Re: Single Key Aggregation

Sameer Kumar Wed, 14 Jun 2017 23:41:15 -0700

Also, I am writing a single key in the output all the time. I believe
machine2 will have to write a key and since a state store is local it
wouldn't know about the counter state on another machine. So, I guess this
will happen.


-Sameer.

On Thu, Jun 15, 2017 at 11:11 AM, Sameer Kumar <sam.kum.w...@gmail.com>
wrote:

> The input topic contains 60 partitions and data is distributed well across
> different partitions on different keys. While consumption, I am doing some
> filtering and writing only single key data.
>
> Output would be something of the form:- Machine 1
>
> 2017-06-13 16:49:10 INFO  LICountClickImprMR2:116 - licount
> k=P:LIS:1236667:2017_06_13:I,v=651
> 2017-06-13 16:49:30 INFO  LICountClickImprMR2:116 - licount
> k=P:LIS:1236667:2017_06_13:I,v=652
>
> Machine 2
> 2017-06-13 16:49:10 INFO  LICountClickImprMR2:116 - licount
> k=P:LIS:1236667:2017_06_13:I,v=1
> 2017-06-13 16:49:30 INFO  LICountClickImprMR2:116 - licount
> k=P:LIS:1236667:2017_06_13:I,v=2
>
> I am sharing a snippet of code,
>
> private KTable<String, Integer> extractLICount(KStream<Windowed<String>,
> AdLog> joinedImprLogs) {
>     KTable<String, Integer> liCount = joinedImprLogs.flatMap((key, value)
> -> {
>       List<KeyValue<String, Integer>> l = new ArrayList<>();
>       if (value == null) {
>         return l;
>       }
>       String date = new SimpleDateFormat("yyyy_MM_dd").format(new
> Date(key.window().end()));
>       // Lineitemids
>       if (value != null && value.getAdLogType() == 3) {
>         // log.info("Invalid data: " + value);
>         return l;
>       }
>       if (value.getAdLogType() == 2) {
>         long lineitemid = value.getAdClickLog().getItmClmbLId();
>         if (lineitemid == TARGETED_LI) {
>           String liKey = String.format("P:LIS:%s:%s:C", lineitemid, date);
>           l.add(new KeyValue<>(liKey, 1));
>         }
>         return l;
>       } else if (value.getAdLogType() == 1){
>
>         long[] lineitemids = value.getAdImprLog().getItmClmbLIds();
>         if (value.getAdImprLog().isVisible()) {
>           for (int i = 0; i < lineitemids.length; i++) {
>             long li = lineitemids[i];
>             if (li == TARGETED_LI) {
>               // log.info("valid impression ids= " +
> value.getAdImprLog().toString());
>               String liKey = String.format("P:LIS:%s:%s:I", li, date);
>               l.add(new KeyValue<>(liKey, 1));
>             }
>           }
>         }
>         return l;
>       }
>       return l;
>     }).groupBy((k, v) -> k, Serdes.String(), Serdes.Integer())

▶ _Provided material_:
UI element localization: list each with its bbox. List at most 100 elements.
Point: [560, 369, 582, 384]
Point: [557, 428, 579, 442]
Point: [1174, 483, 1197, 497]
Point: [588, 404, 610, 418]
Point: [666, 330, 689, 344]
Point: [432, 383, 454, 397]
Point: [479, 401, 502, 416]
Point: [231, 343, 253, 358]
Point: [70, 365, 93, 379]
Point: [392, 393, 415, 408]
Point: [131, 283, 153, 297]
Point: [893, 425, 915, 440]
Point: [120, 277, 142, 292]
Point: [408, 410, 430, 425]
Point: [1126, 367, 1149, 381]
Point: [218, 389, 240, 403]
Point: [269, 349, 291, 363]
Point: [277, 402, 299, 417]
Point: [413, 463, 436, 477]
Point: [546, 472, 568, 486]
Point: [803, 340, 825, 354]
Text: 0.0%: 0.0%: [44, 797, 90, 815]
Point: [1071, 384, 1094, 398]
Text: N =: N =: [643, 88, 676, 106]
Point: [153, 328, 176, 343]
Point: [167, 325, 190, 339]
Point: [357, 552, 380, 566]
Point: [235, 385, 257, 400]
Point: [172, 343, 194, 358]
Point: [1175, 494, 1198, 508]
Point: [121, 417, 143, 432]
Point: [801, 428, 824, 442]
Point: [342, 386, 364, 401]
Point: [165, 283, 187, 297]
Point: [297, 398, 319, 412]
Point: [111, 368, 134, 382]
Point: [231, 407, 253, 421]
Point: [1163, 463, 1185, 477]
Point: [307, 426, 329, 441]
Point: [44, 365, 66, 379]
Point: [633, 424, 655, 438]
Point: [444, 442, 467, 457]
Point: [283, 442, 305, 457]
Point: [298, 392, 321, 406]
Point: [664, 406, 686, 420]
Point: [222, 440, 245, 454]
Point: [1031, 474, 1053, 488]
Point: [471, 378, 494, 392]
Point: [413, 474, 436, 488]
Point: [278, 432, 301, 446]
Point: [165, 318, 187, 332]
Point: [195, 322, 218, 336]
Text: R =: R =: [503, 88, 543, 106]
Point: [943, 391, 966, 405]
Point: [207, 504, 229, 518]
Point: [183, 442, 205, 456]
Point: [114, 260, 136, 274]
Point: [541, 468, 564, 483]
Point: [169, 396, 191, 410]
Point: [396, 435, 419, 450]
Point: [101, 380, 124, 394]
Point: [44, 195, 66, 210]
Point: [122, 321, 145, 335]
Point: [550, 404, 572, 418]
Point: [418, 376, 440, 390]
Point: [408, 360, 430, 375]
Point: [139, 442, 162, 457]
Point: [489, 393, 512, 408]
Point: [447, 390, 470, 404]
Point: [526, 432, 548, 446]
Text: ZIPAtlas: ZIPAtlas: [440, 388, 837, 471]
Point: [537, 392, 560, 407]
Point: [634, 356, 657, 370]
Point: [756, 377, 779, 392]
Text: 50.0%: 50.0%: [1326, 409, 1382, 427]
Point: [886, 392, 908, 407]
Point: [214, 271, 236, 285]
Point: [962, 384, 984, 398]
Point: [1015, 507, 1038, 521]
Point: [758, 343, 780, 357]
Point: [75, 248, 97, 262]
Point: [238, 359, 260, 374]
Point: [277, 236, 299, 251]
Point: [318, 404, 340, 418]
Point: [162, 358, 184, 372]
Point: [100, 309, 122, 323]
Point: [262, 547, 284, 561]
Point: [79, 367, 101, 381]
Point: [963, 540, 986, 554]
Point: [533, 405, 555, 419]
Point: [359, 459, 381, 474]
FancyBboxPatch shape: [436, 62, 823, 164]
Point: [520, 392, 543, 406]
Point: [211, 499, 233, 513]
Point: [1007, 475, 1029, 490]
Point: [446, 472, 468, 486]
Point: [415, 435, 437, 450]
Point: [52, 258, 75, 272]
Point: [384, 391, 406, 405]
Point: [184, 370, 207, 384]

▶ _Exercise 1_:
Please answer these questions about the aggregation thread:
(a) How many partitions does the input topic contain?
(b) What value does the Machine 2 output show at 2017-06-13 16:49:30?
(c) What pattern is passed to SimpleDateFormat in the code?
▶ _Exercise 2_:
Go on with the aggregation thread, starting after its last line.
The entries can be left aside.

▶ _Expected answer 1_:
(a) 60
(b) 2
(c) "yyyy_MM_dd"

▶ _Expected answer 2_:
>         .reduce((value1, value2) -> value1 + value2,
> LINE_ITEM_COUNT_STORE);
>     return liCount;
>   }
>
> On Wed, Jun 14, 2017 at 10:55 AM, Sameer Kumar <sam.kum.w...@gmail.com>
> wrote:
>
>> The input topic contains 60 partitions and data is distributed well
>> across different partitions on different keys. While consumption, I am
>> doing some filtering and writing only single key data.
>>
>> Output would be something of the form:- Machine 1
>>
>> 2017-06-13 16:49:10 INFO  LICountClickImprMR2:116 - licount
>> k=P:LIS:1236667:2017_06_13:I,v=651
>> 2017-06-13 16:49:30 INFO  LICountClickImprMR2:116 - licount
>> k=P:LIS:1236667:2017_06_13:I,v=652
>>
>> Machine 2
>> 2017-06-13 16:49:10 INFO  LICountClickImprMR2:116 - licount
>> k=P:LIS:1236667:2017_06_13:I,v=1
>> 2017-06-13 16:49:30 INFO  LICountClickImprMR2:116 - licount
>> k=P:LIS:1236667:2017_06_13:I,v=2
>>
>> I am sharing a snippet of code,
>>
>> private KTable<String, Integer> extractLICount(KStream<Windowed<String>,
>> AdLog> joinedImprLogs) {
>>     KTable<String, Integer> liCount = joinedImprLogs.flatMap((key, value)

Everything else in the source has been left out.